What you will do =
For the data that follows, report how many lines contain the word "JSON", and nothing else.

Supplied material =
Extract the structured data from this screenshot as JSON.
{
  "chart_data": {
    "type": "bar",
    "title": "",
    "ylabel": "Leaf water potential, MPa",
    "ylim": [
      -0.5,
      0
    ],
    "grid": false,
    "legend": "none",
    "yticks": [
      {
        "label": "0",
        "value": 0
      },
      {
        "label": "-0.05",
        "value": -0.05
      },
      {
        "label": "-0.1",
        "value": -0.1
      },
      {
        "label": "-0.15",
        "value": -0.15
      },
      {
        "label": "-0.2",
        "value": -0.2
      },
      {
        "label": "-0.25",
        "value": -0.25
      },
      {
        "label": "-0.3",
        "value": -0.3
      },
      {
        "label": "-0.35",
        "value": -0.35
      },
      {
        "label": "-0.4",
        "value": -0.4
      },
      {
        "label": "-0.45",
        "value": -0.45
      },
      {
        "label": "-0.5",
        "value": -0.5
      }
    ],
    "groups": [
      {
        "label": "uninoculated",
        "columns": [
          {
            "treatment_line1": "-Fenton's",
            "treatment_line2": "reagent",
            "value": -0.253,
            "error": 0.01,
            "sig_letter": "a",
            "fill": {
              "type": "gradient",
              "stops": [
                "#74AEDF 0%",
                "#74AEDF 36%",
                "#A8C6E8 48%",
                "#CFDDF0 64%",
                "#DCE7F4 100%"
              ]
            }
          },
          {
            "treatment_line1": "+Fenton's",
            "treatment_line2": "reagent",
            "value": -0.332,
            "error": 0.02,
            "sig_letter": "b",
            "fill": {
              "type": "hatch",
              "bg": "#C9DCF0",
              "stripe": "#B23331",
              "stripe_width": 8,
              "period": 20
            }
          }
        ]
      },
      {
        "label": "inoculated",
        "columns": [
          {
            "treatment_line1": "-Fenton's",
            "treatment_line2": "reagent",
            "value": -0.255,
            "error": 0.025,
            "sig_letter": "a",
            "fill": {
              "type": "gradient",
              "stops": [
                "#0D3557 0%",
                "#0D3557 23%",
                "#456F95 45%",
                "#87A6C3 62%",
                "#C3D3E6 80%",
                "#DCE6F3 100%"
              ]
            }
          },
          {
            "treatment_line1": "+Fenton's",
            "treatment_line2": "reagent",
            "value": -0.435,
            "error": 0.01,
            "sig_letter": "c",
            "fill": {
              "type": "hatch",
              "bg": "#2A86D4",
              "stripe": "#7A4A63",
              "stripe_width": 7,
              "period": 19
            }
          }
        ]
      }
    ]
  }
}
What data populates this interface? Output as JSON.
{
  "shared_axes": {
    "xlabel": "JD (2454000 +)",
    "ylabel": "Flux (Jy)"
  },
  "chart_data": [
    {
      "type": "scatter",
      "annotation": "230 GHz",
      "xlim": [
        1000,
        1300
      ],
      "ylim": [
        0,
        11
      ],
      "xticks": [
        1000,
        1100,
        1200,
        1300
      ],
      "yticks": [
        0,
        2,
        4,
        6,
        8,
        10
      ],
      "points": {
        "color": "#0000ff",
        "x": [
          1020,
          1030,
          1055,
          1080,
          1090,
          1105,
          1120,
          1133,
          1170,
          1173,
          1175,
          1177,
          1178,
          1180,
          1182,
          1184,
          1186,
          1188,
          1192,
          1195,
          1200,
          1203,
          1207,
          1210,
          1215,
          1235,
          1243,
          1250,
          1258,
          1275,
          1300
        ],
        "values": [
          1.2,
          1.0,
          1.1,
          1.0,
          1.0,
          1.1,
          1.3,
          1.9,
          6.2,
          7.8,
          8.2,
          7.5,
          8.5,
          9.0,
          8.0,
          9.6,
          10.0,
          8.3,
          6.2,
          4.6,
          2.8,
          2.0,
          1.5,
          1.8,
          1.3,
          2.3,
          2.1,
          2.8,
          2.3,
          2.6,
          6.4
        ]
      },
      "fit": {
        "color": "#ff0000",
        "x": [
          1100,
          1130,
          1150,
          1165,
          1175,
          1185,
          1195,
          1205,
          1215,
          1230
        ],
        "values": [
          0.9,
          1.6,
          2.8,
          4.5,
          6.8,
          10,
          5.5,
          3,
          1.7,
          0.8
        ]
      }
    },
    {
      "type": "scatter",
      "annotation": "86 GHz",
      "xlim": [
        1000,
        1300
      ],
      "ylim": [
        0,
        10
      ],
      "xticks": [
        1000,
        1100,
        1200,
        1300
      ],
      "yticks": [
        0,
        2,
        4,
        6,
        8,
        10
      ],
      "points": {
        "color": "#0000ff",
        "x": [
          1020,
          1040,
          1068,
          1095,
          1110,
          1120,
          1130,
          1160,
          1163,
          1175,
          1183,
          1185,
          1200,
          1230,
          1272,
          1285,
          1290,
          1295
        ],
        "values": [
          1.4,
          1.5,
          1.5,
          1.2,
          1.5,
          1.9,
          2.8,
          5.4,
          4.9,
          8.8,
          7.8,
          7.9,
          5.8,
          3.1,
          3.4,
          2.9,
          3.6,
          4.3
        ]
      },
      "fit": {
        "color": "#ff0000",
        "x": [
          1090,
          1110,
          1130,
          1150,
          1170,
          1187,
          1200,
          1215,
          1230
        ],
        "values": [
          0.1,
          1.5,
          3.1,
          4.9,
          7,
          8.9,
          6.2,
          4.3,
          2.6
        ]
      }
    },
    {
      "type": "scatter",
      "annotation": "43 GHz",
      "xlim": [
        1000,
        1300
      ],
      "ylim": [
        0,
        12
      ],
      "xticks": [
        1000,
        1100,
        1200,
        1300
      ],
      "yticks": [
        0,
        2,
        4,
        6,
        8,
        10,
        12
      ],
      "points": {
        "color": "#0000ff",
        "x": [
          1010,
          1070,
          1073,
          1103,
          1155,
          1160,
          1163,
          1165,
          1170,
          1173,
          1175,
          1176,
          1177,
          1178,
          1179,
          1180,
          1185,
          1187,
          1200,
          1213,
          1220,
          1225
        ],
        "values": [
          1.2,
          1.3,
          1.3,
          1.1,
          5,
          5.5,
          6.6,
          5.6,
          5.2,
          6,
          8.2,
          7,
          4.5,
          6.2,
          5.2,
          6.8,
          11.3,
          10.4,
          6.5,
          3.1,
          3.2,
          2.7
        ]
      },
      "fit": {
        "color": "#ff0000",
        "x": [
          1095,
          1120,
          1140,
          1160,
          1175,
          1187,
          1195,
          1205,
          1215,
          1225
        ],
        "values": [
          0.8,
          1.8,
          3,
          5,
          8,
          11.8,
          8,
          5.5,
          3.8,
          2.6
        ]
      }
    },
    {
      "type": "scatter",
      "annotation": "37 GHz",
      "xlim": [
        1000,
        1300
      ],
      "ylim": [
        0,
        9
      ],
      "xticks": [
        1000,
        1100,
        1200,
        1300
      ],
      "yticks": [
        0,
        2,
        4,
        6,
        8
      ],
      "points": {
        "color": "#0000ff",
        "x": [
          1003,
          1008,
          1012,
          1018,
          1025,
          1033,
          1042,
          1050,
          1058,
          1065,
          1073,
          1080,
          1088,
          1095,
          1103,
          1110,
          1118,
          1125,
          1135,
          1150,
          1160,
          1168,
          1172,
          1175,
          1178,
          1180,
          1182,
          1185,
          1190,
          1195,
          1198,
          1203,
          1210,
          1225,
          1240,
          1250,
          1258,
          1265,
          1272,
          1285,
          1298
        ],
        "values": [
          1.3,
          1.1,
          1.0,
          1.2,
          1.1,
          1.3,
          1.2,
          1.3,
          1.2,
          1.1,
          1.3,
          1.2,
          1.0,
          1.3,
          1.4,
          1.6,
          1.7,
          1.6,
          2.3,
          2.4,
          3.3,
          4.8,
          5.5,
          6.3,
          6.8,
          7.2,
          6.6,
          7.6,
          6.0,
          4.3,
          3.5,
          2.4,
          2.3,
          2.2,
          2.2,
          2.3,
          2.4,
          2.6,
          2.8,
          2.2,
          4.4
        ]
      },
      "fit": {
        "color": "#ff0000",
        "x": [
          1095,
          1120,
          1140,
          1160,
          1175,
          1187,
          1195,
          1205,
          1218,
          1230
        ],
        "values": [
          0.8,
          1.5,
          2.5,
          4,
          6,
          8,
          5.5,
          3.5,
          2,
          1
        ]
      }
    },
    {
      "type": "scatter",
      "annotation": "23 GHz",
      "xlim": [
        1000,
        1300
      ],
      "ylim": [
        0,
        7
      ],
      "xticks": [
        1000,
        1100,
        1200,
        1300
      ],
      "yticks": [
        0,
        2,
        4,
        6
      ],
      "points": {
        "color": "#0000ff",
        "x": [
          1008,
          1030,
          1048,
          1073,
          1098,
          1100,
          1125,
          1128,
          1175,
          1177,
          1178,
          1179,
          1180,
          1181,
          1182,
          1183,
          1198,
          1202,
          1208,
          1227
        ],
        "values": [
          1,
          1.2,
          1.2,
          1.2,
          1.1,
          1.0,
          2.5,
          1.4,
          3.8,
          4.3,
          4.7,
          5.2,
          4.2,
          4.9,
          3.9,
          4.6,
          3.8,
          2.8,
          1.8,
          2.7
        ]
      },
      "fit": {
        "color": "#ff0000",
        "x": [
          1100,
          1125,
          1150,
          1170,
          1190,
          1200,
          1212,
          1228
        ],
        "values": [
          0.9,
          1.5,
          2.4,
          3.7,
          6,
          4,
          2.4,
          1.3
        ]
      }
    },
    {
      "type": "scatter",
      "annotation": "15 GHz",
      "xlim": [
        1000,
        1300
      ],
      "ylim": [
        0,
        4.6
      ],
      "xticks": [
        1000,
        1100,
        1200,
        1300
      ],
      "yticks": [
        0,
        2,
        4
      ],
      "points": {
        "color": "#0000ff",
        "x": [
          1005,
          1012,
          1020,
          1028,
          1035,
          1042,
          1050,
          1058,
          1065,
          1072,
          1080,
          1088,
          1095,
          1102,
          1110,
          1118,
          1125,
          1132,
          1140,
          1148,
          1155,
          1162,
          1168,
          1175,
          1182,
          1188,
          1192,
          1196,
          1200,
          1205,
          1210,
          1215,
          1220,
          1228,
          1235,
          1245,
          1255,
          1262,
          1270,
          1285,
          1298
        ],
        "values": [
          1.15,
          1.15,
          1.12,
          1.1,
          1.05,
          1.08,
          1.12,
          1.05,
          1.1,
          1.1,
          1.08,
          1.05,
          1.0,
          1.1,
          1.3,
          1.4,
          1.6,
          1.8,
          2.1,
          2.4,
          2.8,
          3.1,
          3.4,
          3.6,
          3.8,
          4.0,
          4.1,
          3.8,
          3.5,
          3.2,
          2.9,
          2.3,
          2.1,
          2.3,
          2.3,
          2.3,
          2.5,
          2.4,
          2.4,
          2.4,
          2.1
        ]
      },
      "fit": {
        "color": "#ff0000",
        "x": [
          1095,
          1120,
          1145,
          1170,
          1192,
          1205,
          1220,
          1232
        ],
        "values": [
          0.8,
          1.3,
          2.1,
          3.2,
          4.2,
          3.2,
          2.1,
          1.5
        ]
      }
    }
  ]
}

Reply to the exercise =
2